→ Instructions for the task
Repeat every entry word for word, but leave the images out of your copy.

→ Extracted records
_____

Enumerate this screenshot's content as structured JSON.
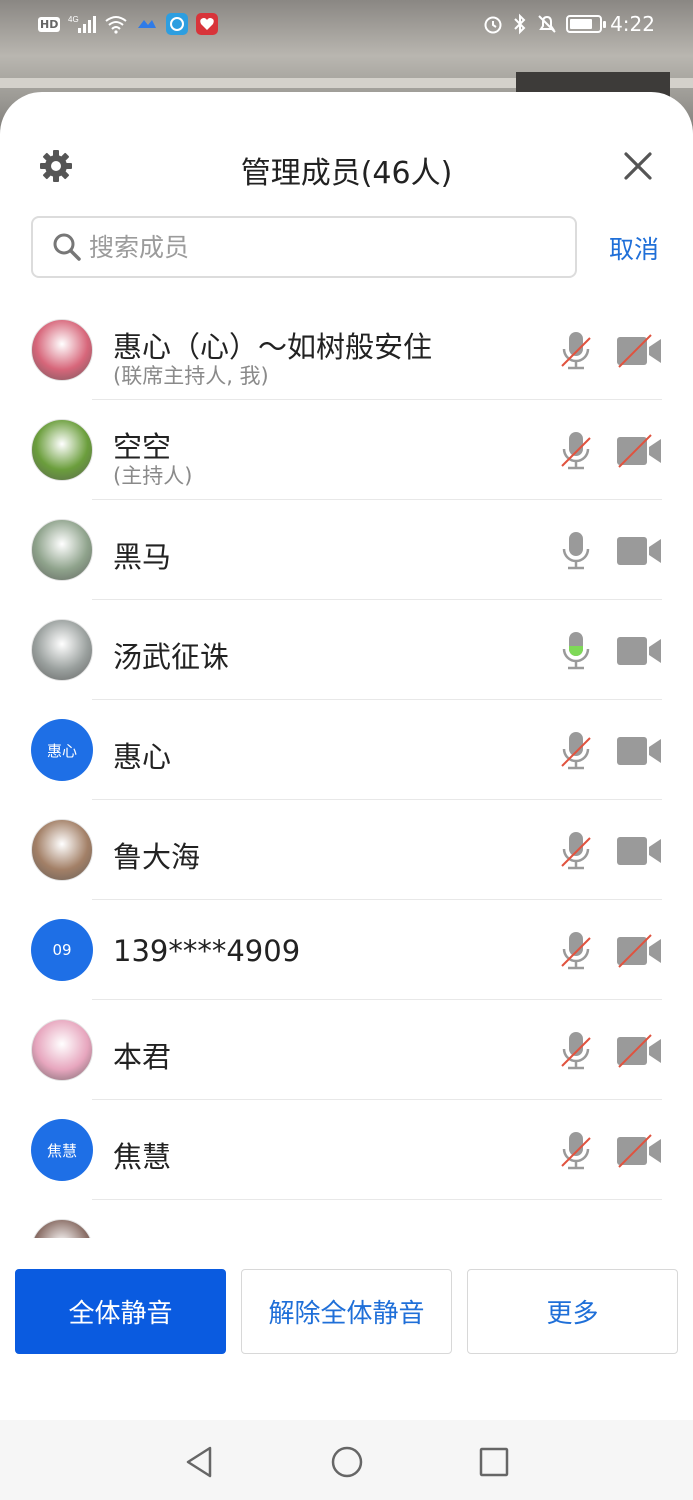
{
  "status_bar": {
    "hd_label": "HD",
    "network_label": "4G",
    "time": "4:22"
  },
  "sheet": {
    "title": "管理成员(46人)",
    "search": {
      "placeholder": "搜索成员",
      "value": ""
    },
    "cancel_label": "取消"
  },
  "members": [
    {
      "name": "惠心（心）～如树般安住",
      "role": "(联席主持人, 我)",
      "avatar": "image",
      "avatar_color": "#d7667a",
      "mic": "muted",
      "camera": "off"
    },
    {
      "name": "空空",
      "role": "(主持人)",
      "avatar": "image",
      "avatar_color": "#6b9e3c",
      "mic": "muted",
      "camera": "off"
    },
    {
      "name": "黑马",
      "role": "",
      "avatar": "image",
      "avatar_color": "#8fa38c",
      "mic": "on",
      "camera": "on"
    },
    {
      "name": "汤武征诛",
      "role": "",
      "avatar": "image",
      "avatar_color": "#9aa09e",
      "mic": "speaking",
      "camera": "on"
    },
    {
      "name": "惠心",
      "role": "",
      "avatar": "text",
      "avatar_text": "惠心",
      "mic": "muted",
      "camera": "on"
    },
    {
      "name": "鲁大海",
      "role": "",
      "avatar": "image",
      "avatar_color": "#a38067",
      "mic": "muted",
      "camera": "on"
    },
    {
      "name": "139****4909",
      "role": "",
      "avatar": "text",
      "avatar_text": "09",
      "mic": "muted",
      "camera": "off"
    },
    {
      "name": "本君",
      "role": "",
      "avatar": "image",
      "avatar_color": "#e7a6be",
      "mic": "muted",
      "camera": "off"
    },
    {
      "name": "焦慧",
      "role": "",
      "avatar": "text",
      "avatar_text": "焦慧",
      "mic": "muted",
      "camera": "off"
    }
  ],
  "actions": {
    "mute_all": "全体静音",
    "unmute_all": "解除全体静音",
    "more": "更多"
  },
  "colors": {
    "accent": "#1f6fd8",
    "primary_button": "#0a5be0",
    "mute_slash": "#e0533f",
    "speaking_green": "#7ed957",
    "icon_gray": "#9a9a9a"
  }
}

_____

→ Task answer
Enumerate this screenshot's content as structured JSON.
{
  "status_bar": {
    "hd_label": "HD",
    "network_label": "4G",
    "time": "4:22"
  },
  "sheet": {
    "title": "管理成员(46人)",
    "search": {
      "placeholder": "搜索成员",
      "value": ""
    },
    "cancel_label": "取消"
  },
  "members": [
    {
      "name": "惠心（心）～如树般安住",
      "role": "(联席主持人, 我)",
      "avatar": "image",
      "avatar_color": "#d7667a",
      "mic": "muted",
      "camera": "off"
    },
    {
      "name": "空空",
      "role": "(主持人)",
      "avatar": "image",
      "avatar_color": "#6b9e3c",
      "mic": "muted",
      "camera": "off"
    },
    {
      "name": "黑马",
      "role": "",
      "avatar": "image",
      "avatar_color": "#8fa38c",
      "mic": "on",
      "camera": "on"
    },
    {
      "name": "汤武征诛",
      "role": "",
      "avatar": "image",
      "avatar_color": "#9aa09e",
      "mic": "speaking",
      "camera": "on"
    },
    {
      "name": "惠心",
      "role": "",
      "avatar": "text",
      "avatar_text": "惠心",
      "mic": "muted",
      "camera": "on"
    },
    {
      "name": "鲁大海",
      "role": "",
      "avatar": "image",
      "avatar_color": "#a38067",
      "mic": "muted",
      "camera": "on"
    },
    {
      "name": "139****4909",
      "role": "",
      "avatar": "text",
      "avatar_text": "09",
      "mic": "muted",
      "camera": "off"
    },
    {
      "name": "本君",
      "role": "",
      "avatar": "image",
      "avatar_color": "#e7a6be",
      "mic": "muted",
      "camera": "off"
    },
    {
      "name": "焦慧",
      "role": "",
      "avatar": "text",
      "avatar_text": "焦慧",
      "mic": "muted",
      "camera": "off"
    }
  ],
  "actions": {
    "mute_all": "全体静音",
    "unmute_all": "解除全体静音",
    "more": "更多"
  },
  "colors": {
    "accent": "#1f6fd8",
    "primary_button": "#0a5be0",
    "mute_slash": "#e0533f",
    "speaking_green": "#7ed957",
    "icon_gray": "#9a9a9a"
  }
}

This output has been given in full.